— What the task requires —
Scan the material that follows. Copy every line containing the word "Bluetooth".

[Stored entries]
____
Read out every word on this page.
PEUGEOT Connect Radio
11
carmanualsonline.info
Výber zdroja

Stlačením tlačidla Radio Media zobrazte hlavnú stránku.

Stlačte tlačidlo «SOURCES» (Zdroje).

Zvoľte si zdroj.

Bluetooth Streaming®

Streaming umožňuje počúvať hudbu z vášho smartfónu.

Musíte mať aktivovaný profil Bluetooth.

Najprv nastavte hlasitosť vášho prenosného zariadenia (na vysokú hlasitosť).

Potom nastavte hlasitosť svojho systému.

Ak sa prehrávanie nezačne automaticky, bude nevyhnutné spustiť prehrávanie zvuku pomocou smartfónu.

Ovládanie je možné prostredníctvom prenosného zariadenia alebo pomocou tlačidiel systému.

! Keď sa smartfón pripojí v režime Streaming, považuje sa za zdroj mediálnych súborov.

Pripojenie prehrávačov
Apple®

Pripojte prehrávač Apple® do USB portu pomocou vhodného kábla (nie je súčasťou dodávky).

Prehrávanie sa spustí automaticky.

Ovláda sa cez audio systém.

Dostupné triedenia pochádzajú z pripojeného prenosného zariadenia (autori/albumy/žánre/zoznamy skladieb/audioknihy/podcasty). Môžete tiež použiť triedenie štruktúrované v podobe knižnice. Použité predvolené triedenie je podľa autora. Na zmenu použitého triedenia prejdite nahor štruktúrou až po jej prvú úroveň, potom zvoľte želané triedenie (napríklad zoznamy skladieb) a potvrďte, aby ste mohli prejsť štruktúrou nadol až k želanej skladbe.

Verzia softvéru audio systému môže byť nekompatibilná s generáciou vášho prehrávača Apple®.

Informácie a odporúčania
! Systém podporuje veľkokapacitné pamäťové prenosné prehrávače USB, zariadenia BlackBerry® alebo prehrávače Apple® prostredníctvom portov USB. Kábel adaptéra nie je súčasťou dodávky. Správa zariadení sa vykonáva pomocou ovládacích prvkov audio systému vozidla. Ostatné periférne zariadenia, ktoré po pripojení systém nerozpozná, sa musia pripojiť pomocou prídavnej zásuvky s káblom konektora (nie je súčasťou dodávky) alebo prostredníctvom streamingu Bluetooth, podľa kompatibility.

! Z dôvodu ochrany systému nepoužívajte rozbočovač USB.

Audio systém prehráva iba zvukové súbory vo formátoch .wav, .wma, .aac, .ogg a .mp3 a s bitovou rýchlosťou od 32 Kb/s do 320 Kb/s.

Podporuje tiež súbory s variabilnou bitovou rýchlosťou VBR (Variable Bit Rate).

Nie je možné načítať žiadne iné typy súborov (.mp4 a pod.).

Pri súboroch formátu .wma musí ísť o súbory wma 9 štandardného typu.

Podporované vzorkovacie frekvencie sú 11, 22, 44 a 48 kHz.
____
— Task output —
Bluetooth Streaming®
Musíte mať aktivovaný profil Bluetooth.
! Systém podporuje veľkokapacitné pamäťové prenosné prehrávače USB, zariadenia BlackBerry® alebo prehrávače Apple® prostredníctvom portov USB. Kábel adaptéra nie je súčasťou dodávky. Správa zariadení sa vykonáva pomocou ovládacích prvkov audio systému vozidla. Ostatné periférne zariadenia, ktoré po pripojení systém nerozpozná, sa musia pripojiť pomocou prídavnej zásuvky s káblom konektora (nie je súčasťou dodávky) alebo prostredníctvom streamingu Bluetooth, podľa kompatibility.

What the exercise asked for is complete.